- Task details: Gather from the material every line that contains the string "output".

★ ★ ★ ★ ★

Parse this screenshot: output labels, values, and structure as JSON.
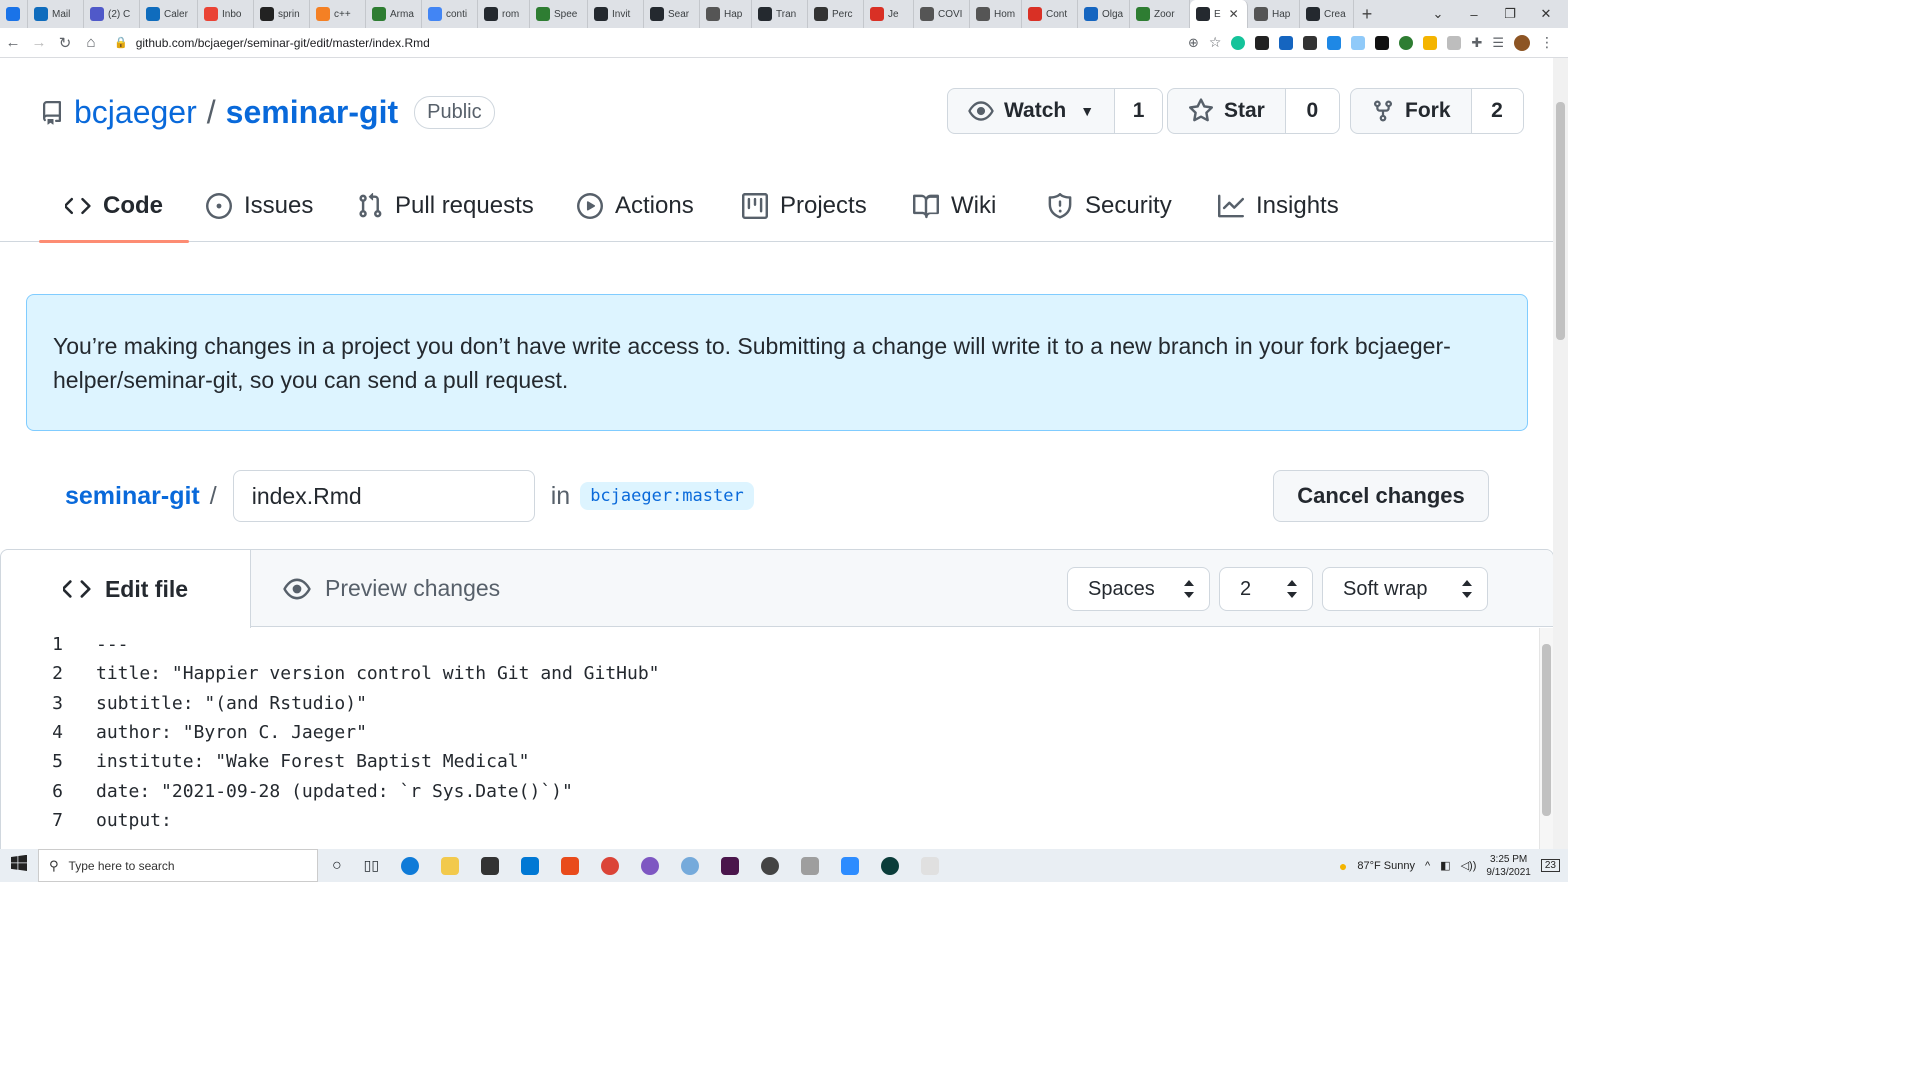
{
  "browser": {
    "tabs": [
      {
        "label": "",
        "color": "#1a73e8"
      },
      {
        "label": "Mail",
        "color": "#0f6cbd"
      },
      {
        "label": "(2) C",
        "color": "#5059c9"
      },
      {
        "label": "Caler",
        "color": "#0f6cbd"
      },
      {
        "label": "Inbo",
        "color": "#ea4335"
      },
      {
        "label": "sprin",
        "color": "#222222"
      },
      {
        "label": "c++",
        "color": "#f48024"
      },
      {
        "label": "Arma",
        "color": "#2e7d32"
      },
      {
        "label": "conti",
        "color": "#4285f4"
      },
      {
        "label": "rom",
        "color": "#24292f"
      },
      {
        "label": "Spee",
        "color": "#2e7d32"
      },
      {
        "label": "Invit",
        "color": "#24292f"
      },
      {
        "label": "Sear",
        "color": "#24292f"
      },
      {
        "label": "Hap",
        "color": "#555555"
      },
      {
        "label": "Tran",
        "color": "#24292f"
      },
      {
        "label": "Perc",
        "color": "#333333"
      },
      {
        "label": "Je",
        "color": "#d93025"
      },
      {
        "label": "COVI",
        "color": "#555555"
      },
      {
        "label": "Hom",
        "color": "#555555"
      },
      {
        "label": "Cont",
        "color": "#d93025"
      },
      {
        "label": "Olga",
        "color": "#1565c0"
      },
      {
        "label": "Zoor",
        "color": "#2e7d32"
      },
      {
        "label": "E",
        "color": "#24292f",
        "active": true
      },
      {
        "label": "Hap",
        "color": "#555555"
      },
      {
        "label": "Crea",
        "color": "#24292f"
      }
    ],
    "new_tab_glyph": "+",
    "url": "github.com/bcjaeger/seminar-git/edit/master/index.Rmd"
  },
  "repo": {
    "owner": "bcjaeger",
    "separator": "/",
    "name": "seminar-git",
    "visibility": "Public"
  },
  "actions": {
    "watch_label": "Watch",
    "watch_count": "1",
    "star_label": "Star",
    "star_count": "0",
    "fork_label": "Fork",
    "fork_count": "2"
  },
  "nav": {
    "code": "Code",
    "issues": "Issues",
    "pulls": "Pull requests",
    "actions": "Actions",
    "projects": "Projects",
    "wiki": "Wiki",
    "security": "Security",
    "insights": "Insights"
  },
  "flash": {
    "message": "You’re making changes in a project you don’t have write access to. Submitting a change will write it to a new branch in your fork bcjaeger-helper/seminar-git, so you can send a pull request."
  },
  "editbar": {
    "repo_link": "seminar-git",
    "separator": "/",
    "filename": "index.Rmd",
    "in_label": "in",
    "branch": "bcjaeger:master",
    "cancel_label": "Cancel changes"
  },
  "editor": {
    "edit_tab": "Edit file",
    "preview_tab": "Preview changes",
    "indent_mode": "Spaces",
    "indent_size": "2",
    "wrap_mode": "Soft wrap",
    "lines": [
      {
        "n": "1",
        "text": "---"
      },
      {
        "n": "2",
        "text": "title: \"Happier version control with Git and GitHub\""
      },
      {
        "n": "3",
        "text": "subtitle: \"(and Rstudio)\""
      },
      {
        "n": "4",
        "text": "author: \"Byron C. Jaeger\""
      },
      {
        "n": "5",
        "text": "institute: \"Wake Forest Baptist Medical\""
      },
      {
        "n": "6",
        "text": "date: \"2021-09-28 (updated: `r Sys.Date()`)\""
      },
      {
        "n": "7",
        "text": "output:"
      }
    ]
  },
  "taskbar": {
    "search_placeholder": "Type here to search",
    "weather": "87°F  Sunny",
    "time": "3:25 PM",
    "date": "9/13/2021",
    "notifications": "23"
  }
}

★ ★ ★ ★ ★

- Task result:
Parse this screenshot: output labels, values, and structure as JSON.
        "text": "output:"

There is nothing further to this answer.